[Data records]
++++++++++

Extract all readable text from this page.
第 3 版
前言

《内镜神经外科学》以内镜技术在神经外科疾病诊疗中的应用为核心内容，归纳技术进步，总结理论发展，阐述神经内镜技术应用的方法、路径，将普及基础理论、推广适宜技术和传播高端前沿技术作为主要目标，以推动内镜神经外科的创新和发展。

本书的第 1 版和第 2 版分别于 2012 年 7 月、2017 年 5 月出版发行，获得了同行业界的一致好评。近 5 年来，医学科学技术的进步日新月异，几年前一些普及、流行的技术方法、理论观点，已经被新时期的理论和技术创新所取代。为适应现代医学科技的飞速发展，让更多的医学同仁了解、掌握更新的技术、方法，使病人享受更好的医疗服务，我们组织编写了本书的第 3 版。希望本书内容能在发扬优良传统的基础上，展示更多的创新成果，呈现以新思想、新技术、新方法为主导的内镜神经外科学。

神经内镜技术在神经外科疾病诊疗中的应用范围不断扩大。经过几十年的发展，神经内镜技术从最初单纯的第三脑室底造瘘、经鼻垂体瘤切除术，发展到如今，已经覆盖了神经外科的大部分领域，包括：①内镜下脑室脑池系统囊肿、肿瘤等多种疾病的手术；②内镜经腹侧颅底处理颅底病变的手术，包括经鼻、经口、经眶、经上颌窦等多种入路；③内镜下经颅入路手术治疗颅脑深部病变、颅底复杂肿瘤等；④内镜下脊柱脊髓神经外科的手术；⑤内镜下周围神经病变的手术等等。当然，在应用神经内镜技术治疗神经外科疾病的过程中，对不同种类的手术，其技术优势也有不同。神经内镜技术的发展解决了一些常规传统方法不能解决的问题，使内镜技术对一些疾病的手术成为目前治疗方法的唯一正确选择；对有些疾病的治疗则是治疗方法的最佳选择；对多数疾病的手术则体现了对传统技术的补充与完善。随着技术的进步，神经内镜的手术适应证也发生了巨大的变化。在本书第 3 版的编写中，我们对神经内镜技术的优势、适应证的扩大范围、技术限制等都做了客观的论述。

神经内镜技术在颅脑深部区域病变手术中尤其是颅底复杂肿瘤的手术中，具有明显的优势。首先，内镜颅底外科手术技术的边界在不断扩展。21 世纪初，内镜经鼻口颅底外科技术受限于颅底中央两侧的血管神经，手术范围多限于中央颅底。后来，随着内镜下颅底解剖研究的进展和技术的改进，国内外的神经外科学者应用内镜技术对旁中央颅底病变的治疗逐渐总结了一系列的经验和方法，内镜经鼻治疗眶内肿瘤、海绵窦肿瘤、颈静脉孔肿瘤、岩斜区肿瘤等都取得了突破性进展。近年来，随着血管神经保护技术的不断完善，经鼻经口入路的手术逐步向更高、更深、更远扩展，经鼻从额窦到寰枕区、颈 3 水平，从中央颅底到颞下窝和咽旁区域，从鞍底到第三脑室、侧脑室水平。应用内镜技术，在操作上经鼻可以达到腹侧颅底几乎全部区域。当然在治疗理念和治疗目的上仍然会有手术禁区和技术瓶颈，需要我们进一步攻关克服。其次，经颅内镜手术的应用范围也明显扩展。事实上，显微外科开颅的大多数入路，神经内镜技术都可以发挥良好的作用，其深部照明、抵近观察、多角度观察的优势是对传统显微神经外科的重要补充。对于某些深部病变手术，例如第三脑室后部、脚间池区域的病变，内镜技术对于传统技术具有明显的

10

++++++++++

Work to be completed –
Copy out the data shown above without altering anything.

Task result –
Extract all readable text from this page.
第 3 版
前言

《内镜神经外科学》以内镜技术在神经外科疾病诊疗中的应用为核心内容，归纳技术进步，总结理论发展，阐述神经内镜技术应用的方法、路径，将普及基础理论、推广适宜技术和传播高端前沿技术作为主要目标，以推动内镜神经外科的创新和发展。

本书的第 1 版和第 2 版分别于 2012 年 7 月、2017 年 5 月出版发行，获得了同行业界的一致好评。近 5 年来，医学科学技术的进步日新月异，几年前一些普及、流行的技术方法、理论观点，已经被新时期的理论和技术创新所取代。为适应现代医学科技的飞速发展，让更多的医学同仁了解、掌握更新的技术、方法，使病人享受更好的医疗服务，我们组织编写了本书的第 3 版。希望本书内容能在发扬优良传统的基础上，展示更多的创新成果，呈现以新思想、新技术、新方法为主导的内镜神经外科学。

神经内镜技术在神经外科疾病诊疗中的应用范围不断扩大。经过几十年的发展，神经内镜技术从最初单纯的第三脑室底造瘘、经鼻垂体瘤切除术，发展到如今，已经覆盖了神经外科的大部分领域，包括：①内镜下脑室脑池系统囊肿、肿瘤等多种疾病的手术；②内镜经腹侧颅底处理颅底病变的手术，包括经鼻、经口、经眶、经上颌窦等多种入路；③内镜下经颅入路手术治疗颅脑深部病变、颅底复杂肿瘤等；④内镜下脊柱脊髓神经外科的手术；⑤内镜下周围神经病变的手术等等。当然，在应用神经内镜技术治疗神经外科疾病的过程中，对不同种类的手术，其技术优势也有不同。神经内镜技术的发展解决了一些常规传统方法不能解决的问题，使内镜技术对一些疾病的手术成为目前治疗方法的唯一正确选择；对有些疾病的治疗则是治疗方法的最佳选择；对多数疾病的手术则体现了对传统技术的补充与完善。随着技术的进步，神经内镜的手术适应证也发生了巨大的变化。在本书第 3 版的编写中，我们对神经内镜技术的优势、适应证的扩大范围、技术限制等都做了客观的论述。

神经内镜技术在颅脑深部区域病变手术中尤其是颅底复杂肿瘤的手术中，具有明显的优势。首先，内镜颅底外科手术技术的边界在不断扩展。21 世纪初，内镜经鼻口颅底外科技术受限于颅底中央两侧的血管神经，手术范围多限于中央颅底。后来，随着内镜下颅底解剖研究的进展和技术的改进，国内外的神经外科学者应用内镜技术对旁中央颅底病变的治疗逐渐总结了一系列的经验和方法，内镜经鼻治疗眶内肿瘤、海绵窦肿瘤、颈静脉孔肿瘤、岩斜区肿瘤等都取得了突破性进展。近年来，随着血管神经保护技术的不断完善，经鼻经口入路的手术逐步向更高、更深、更远扩展，经鼻从额窦到寰枕区、颈 3 水平，从中央颅底到颞下窝和咽旁区域，从鞍底到第三脑室、侧脑室水平。应用内镜技术，在操作上经鼻可以达到腹侧颅底几乎全部区域。当然在治疗理念和治疗目的上仍然会有手术禁区和技术瓶颈，需要我们进一步攻关克服。其次，经颅内镜手术的应用范围也明显扩展。事实上，显微外科开颅的大多数入路，神经内镜技术都可以发挥良好的作用，其深部照明、抵近观察、多角度观察的优势是对传统显微神经外科的重要补充。对于某些深部病变手术，例如第三脑室后部、脚间池区域的病变，内镜技术对于传统技术具有明显的

10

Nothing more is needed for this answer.